BEGIN

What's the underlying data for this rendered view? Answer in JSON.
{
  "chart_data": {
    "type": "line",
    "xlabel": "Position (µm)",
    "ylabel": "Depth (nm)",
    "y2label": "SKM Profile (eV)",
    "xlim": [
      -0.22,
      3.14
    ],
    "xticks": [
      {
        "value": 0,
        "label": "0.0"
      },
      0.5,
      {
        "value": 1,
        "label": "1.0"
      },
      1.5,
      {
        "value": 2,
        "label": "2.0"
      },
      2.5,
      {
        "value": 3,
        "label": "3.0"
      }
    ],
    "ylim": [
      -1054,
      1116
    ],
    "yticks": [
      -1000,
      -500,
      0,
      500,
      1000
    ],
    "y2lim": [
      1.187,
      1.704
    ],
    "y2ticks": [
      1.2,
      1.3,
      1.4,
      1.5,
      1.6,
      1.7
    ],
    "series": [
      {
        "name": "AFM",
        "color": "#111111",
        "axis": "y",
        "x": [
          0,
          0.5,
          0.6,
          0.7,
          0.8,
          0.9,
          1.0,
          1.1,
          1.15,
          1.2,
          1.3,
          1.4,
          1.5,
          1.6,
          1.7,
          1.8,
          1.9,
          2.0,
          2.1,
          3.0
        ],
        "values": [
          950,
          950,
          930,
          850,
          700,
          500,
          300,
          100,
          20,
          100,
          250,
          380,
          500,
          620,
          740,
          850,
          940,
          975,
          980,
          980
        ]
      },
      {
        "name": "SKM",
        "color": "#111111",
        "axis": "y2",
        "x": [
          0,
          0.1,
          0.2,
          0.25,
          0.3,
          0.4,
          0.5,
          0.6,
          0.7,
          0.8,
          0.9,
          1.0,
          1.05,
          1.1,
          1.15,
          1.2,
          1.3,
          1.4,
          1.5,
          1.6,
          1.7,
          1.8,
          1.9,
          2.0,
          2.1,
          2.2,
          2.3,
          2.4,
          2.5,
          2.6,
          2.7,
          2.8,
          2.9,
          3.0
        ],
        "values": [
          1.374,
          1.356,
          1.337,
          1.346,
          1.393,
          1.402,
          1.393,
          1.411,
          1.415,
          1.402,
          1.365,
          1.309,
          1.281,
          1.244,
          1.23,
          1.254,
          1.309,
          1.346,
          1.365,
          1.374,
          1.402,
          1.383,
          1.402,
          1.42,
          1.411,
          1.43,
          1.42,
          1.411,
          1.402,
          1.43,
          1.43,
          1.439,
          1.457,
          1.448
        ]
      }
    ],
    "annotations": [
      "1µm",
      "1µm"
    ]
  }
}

END

_Written instruction_:
Pull out each record as written and restate it exactly.

_Solution below_:
What's the underlying data for this rendered view? Answer in JSON.
{
  "chart_data": {
    "type": "line",
    "xlabel": "Position (µm)",
    "ylabel": "Depth (nm)",
    "y2label": "SKM Profile (eV)",
    "xlim": [
      -0.22,
      3.14
    ],
    "xticks": [
      {
        "value": 0,
        "label": "0.0"
      },
      0.5,
      {
        "value": 1,
        "label": "1.0"
      },
      1.5,
      {
        "value": 2,
        "label": "2.0"
      },
      2.5,
      {
        "value": 3,
        "label": "3.0"
      }
    ],
    "ylim": [
      -1054,
      1116
    ],
    "yticks": [
      -1000,
      -500,
      0,
      500,
      1000
    ],
    "y2lim": [
      1.187,
      1.704
    ],
    "y2ticks": [
      1.2,
      1.3,
      1.4,
      1.5,
      1.6,
      1.7
    ],
    "series": [
      {
        "name": "AFM",
        "color": "#111111",
        "axis": "y",
        "x": [
          0,
          0.5,
          0.6,
          0.7,
          0.8,
          0.9,
          1.0,
          1.1,
          1.15,
          1.2,
          1.3,
          1.4,
          1.5,
          1.6,
          1.7,
          1.8,
          1.9,
          2.0,
          2.1,
          3.0
        ],
        "values": [
          950,
          950,
          930,
          850,
          700,
          500,
          300,
          100,
          20,
          100,
          250,
          380,
          500,
          620,
          740,
          850,
          940,
          975,
          980,
          980
        ]
      },
      {
        "name": "SKM",
        "color": "#111111",
        "axis": "y2",
        "x": [
          0,
          0.1,
          0.2,
          0.25,
          0.3,
          0.4,
          0.5,
          0.6,
          0.7,
          0.8,
          0.9,
          1.0,
          1.05,
          1.1,
          1.15,
          1.2,
          1.3,
          1.4,
          1.5,
          1.6,
          1.7,
          1.8,
          1.9,
          2.0,
          2.1,
          2.2,
          2.3,
          2.4,
          2.5,
          2.6,
          2.7,
          2.8,
          2.9,
          3.0
        ],
        "values": [
          1.374,
          1.356,
          1.337,
          1.346,
          1.393,
          1.402,
          1.393,
          1.411,
          1.415,
          1.402,
          1.365,
          1.309,
          1.281,
          1.244,
          1.23,
          1.254,
          1.309,
          1.346,
          1.365,
          1.374,
          1.402,
          1.383,
          1.402,
          1.42,
          1.411,
          1.43,
          1.42,
          1.411,
          1.402,
          1.43,
          1.43,
          1.439,
          1.457,
          1.448
        ]
      }
    ],
    "annotations": [
      "1µm",
      "1µm"
    ]
  }
}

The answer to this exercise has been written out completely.